■ Provided data ■

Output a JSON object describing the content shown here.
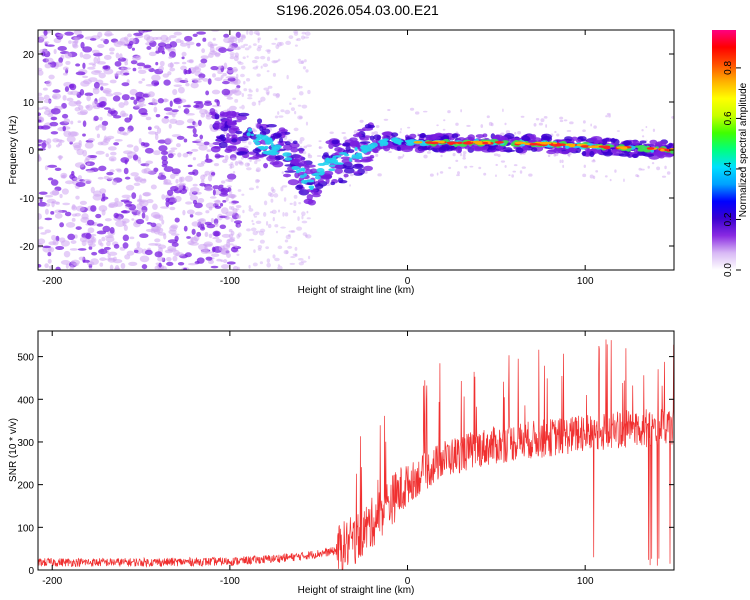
{
  "title": "S196.2026.054.03.00.E21",
  "colors": {
    "series_line": "#f03030",
    "blob_purple": "#7a1fe0",
    "blob_light": "#cfa6f2",
    "ridge_cyan": "#22d3ee",
    "ridge_green": "#3fe04f",
    "ridge_red": "#ff1f1f"
  },
  "chart_data": [
    {
      "type": "heatmap",
      "name": "spectrogram",
      "xlabel": "Height of straight line (km)",
      "ylabel": "Frequency (Hz)",
      "xlim": [
        -208,
        150
      ],
      "ylim": [
        -25,
        25
      ],
      "xticks": [
        -200,
        -100,
        0,
        100
      ],
      "yticks": [
        -20,
        -10,
        0,
        10,
        20
      ],
      "ridge": {
        "description_points": [
          [
            -105,
            4
          ],
          [
            -90,
            3
          ],
          [
            -80,
            1
          ],
          [
            -70,
            0
          ],
          [
            -60,
            -4
          ],
          [
            -55,
            -7
          ],
          [
            -45,
            -3
          ],
          [
            -35,
            -2
          ],
          [
            -20,
            1
          ],
          [
            -10,
            2
          ],
          [
            0,
            1.5
          ],
          [
            20,
            1.5
          ],
          [
            50,
            1.5
          ],
          [
            80,
            1.2
          ],
          [
            100,
            0.8
          ],
          [
            120,
            0.5
          ],
          [
            150,
            0
          ]
        ]
      },
      "colorbar": {
        "label": "Normalized spectral amplitude",
        "range": [
          0.0,
          0.95
        ],
        "ticks": [
          "0.0",
          "0.2",
          "0.4",
          "0.6",
          "0.8"
        ],
        "tick_values": [
          0.0,
          0.2,
          0.4,
          0.6,
          0.8
        ],
        "stops": [
          "#ffffff",
          "#d8b8f5",
          "#8a2be2",
          "#3a00d0",
          "#0000ff",
          "#00a0ff",
          "#00e0ff",
          "#00ff80",
          "#40ff00",
          "#c8ff00",
          "#ffff00",
          "#ffb000",
          "#ff5000",
          "#ff0000",
          "#ff0080"
        ]
      }
    },
    {
      "type": "line",
      "name": "snr",
      "xlabel": "Height of straight line (km)",
      "ylabel": "SNR (10 * v/v)",
      "xlim": [
        -208,
        150
      ],
      "ylim": [
        0,
        560
      ],
      "xticks": [
        -200,
        -100,
        0,
        100
      ],
      "yticks": [
        0,
        100,
        200,
        300,
        400,
        500
      ],
      "trend": {
        "x": [
          -208,
          -150,
          -100,
          -80,
          -60,
          -40,
          -30,
          -20,
          -10,
          0,
          10,
          20,
          40,
          60,
          80,
          100,
          120,
          150
        ],
        "y": [
          18,
          18,
          20,
          25,
          32,
          45,
          70,
          110,
          160,
          200,
          230,
          260,
          285,
          300,
          310,
          320,
          330,
          335
        ]
      }
    }
  ]
}
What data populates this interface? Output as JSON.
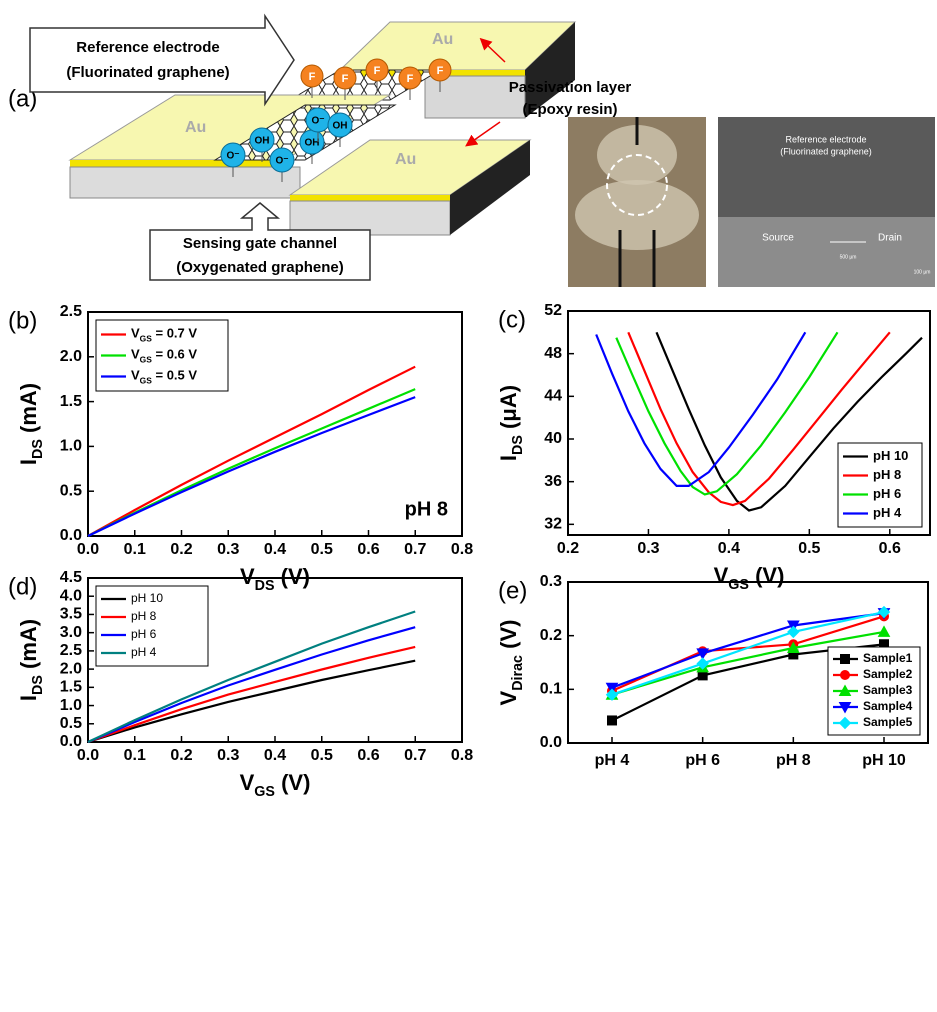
{
  "diagram": {
    "label": "(a)",
    "reference_box": [
      "Reference electrode",
      "(Fluorinated graphene)"
    ],
    "passivation": [
      "Passivation layer",
      "(Epoxy resin)"
    ],
    "sensing_box": [
      "Sensing gate channel",
      "(Oxygenated graphene)"
    ],
    "electrodes": [
      "Au",
      "Au",
      "Au"
    ],
    "fluorine": [
      "F",
      "F",
      "F",
      "F",
      "F"
    ],
    "ions": [
      "O⁻",
      "OH",
      "O⁻",
      "OH",
      "O⁻",
      "OH"
    ],
    "sem": {
      "title": [
        "Reference electrode",
        "(Fluorinated graphene)"
      ],
      "source": "Source",
      "drain": "Drain",
      "scale_gap": "500 µm",
      "scale_bar": "100 µm"
    }
  },
  "chart_data": [
    {
      "type": "line",
      "label": "(b)",
      "xlabel": [
        "V",
        "DS",
        " (V)"
      ],
      "ylabel": [
        "I",
        "DS",
        " (mA)"
      ],
      "xlim": [
        0,
        0.8
      ],
      "xticks": [
        {
          "value": 0,
          "label": "0.0"
        },
        0.1,
        0.2,
        0.3,
        0.4,
        0.5,
        0.6,
        0.7,
        0.8
      ],
      "ylim": [
        0,
        2.5
      ],
      "yticks": [
        {
          "value": 0,
          "label": "0.0"
        },
        0.5,
        {
          "value": 1,
          "label": "1.0"
        },
        1.5,
        {
          "value": 2,
          "label": "2.0"
        },
        2.5
      ],
      "x": [
        0,
        0.1,
        0.2,
        0.3,
        0.4,
        0.5,
        0.6,
        0.7
      ],
      "series": [
        {
          "name": [
            "V",
            "GS",
            " = 0.7 V"
          ],
          "color": "#ff0000",
          "values": [
            0,
            0.29,
            0.57,
            0.84,
            1.1,
            1.36,
            1.63,
            1.89
          ]
        },
        {
          "name": [
            "V",
            "GS",
            " = 0.6 V"
          ],
          "color": "#00e000",
          "values": [
            0,
            0.26,
            0.51,
            0.75,
            0.98,
            1.2,
            1.42,
            1.64
          ]
        },
        {
          "name": [
            "V",
            "GS",
            " = 0.5 V"
          ],
          "color": "#0000ff",
          "values": [
            0,
            0.25,
            0.49,
            0.72,
            0.94,
            1.15,
            1.35,
            1.55
          ]
        }
      ],
      "legend": "upper left",
      "annotation": "pH 8"
    },
    {
      "type": "line",
      "label": "(c)",
      "xlabel": [
        "V",
        "GS",
        " (V)"
      ],
      "ylabel": [
        "I",
        "DS",
        " (μA)"
      ],
      "xlim": [
        0.2,
        0.65
      ],
      "xticks": [
        0.2,
        0.3,
        0.4,
        0.5,
        0.6
      ],
      "ylim": [
        31,
        52
      ],
      "yticks": [
        32,
        36,
        40,
        44,
        48,
        52
      ],
      "series": [
        {
          "name": "pH 10",
          "color": "#000000",
          "x": [
            0.31,
            0.33,
            0.35,
            0.37,
            0.39,
            0.41,
            0.425,
            0.44,
            0.47,
            0.5,
            0.53,
            0.56,
            0.59,
            0.62,
            0.64
          ],
          "values": [
            50,
            46.4,
            42.8,
            39.4,
            36.4,
            34.2,
            33.3,
            33.6,
            35.6,
            38.3,
            41,
            43.5,
            45.8,
            48,
            49.5
          ]
        },
        {
          "name": "pH 8",
          "color": "#ff0000",
          "x": [
            0.275,
            0.295,
            0.315,
            0.335,
            0.355,
            0.375,
            0.39,
            0.405,
            0.42,
            0.45,
            0.48,
            0.51,
            0.54,
            0.57,
            0.6
          ],
          "values": [
            50,
            46.4,
            42.8,
            39.6,
            36.9,
            35,
            34.1,
            33.8,
            34.2,
            36.3,
            39,
            41.8,
            44.6,
            47.3,
            50
          ]
        },
        {
          "name": "pH 6",
          "color": "#00e000",
          "x": [
            0.26,
            0.28,
            0.3,
            0.32,
            0.34,
            0.355,
            0.37,
            0.385,
            0.41,
            0.44,
            0.47,
            0.5,
            0.535
          ],
          "values": [
            49.5,
            46,
            42.6,
            39.6,
            37,
            35.5,
            34.8,
            35.1,
            36.7,
            39.4,
            42.5,
            45.8,
            50
          ]
        },
        {
          "name": "pH 4",
          "color": "#0000ff",
          "x": [
            0.235,
            0.255,
            0.275,
            0.295,
            0.315,
            0.335,
            0.35,
            0.375,
            0.4,
            0.43,
            0.46,
            0.495
          ],
          "values": [
            49.8,
            46.1,
            42.6,
            39.6,
            37.2,
            35.6,
            35.6,
            36.9,
            39.2,
            42.3,
            45.6,
            50
          ]
        }
      ],
      "legend": "lower right"
    },
    {
      "type": "line",
      "label": "(d)",
      "xlabel": [
        "V",
        "GS",
        " (V)"
      ],
      "ylabel": [
        "I",
        "DS",
        " (mA)"
      ],
      "xlim": [
        0,
        0.8
      ],
      "xticks": [
        {
          "value": 0,
          "label": "0.0"
        },
        0.1,
        0.2,
        0.3,
        0.4,
        0.5,
        0.6,
        0.7,
        0.8
      ],
      "ylim": [
        0,
        4.5
      ],
      "yticks": [
        {
          "value": 0,
          "label": "0.0"
        },
        0.5,
        {
          "value": 1,
          "label": "1.0"
        },
        1.5,
        {
          "value": 2,
          "label": "2.0"
        },
        2.5,
        {
          "value": 3,
          "label": "3.0"
        },
        3.5,
        {
          "value": 4,
          "label": "4.0"
        },
        4.5
      ],
      "x": [
        0,
        0.1,
        0.2,
        0.3,
        0.4,
        0.5,
        0.6,
        0.7
      ],
      "series": [
        {
          "name": "pH 10",
          "color": "#000000",
          "values": [
            0,
            0.4,
            0.76,
            1.1,
            1.4,
            1.7,
            1.97,
            2.23
          ]
        },
        {
          "name": "pH 8",
          "color": "#ff0000",
          "values": [
            0,
            0.46,
            0.9,
            1.3,
            1.65,
            1.99,
            2.31,
            2.61
          ]
        },
        {
          "name": "pH 6",
          "color": "#0000ff",
          "values": [
            0,
            0.55,
            1.07,
            1.55,
            1.98,
            2.4,
            2.79,
            3.15
          ]
        },
        {
          "name": "pH 4",
          "color": "#008080",
          "values": [
            0,
            0.6,
            1.17,
            1.7,
            2.2,
            2.7,
            3.15,
            3.58
          ]
        }
      ],
      "legend": "upper left"
    },
    {
      "type": "line",
      "label": "(e)",
      "ylabel": [
        "V",
        "Dirac",
        " (V)"
      ],
      "categories": [
        "pH 4",
        "pH 6",
        "pH 8",
        "pH 10"
      ],
      "ylim": [
        0,
        0.3
      ],
      "yticks": [
        {
          "value": 0,
          "label": "0.0"
        },
        0.1,
        0.2,
        0.3
      ],
      "series": [
        {
          "name": "Sample1",
          "color": "#000000",
          "marker": "square",
          "values": [
            0.042,
            0.126,
            0.165,
            0.184
          ]
        },
        {
          "name": "Sample2",
          "color": "#ff0000",
          "marker": "circle",
          "values": [
            0.097,
            0.171,
            0.184,
            0.236
          ]
        },
        {
          "name": "Sample3",
          "color": "#00e000",
          "marker": "triangle-up",
          "values": [
            0.09,
            0.141,
            0.177,
            0.207
          ]
        },
        {
          "name": "Sample4",
          "color": "#0000ff",
          "marker": "triangle-down",
          "values": [
            0.103,
            0.167,
            0.219,
            0.242
          ]
        },
        {
          "name": "Sample5",
          "color": "#00e5ff",
          "marker": "diamond",
          "values": [
            0.09,
            0.148,
            0.207,
            0.244
          ]
        }
      ],
      "legend": "lower right"
    }
  ]
}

■ Exercise requirements ■
Search the data for the string "Output". List each line that has it.

■ Task solution ■
Output a JSON object describing the content shown here.
What data populates this interface? Output as JSON.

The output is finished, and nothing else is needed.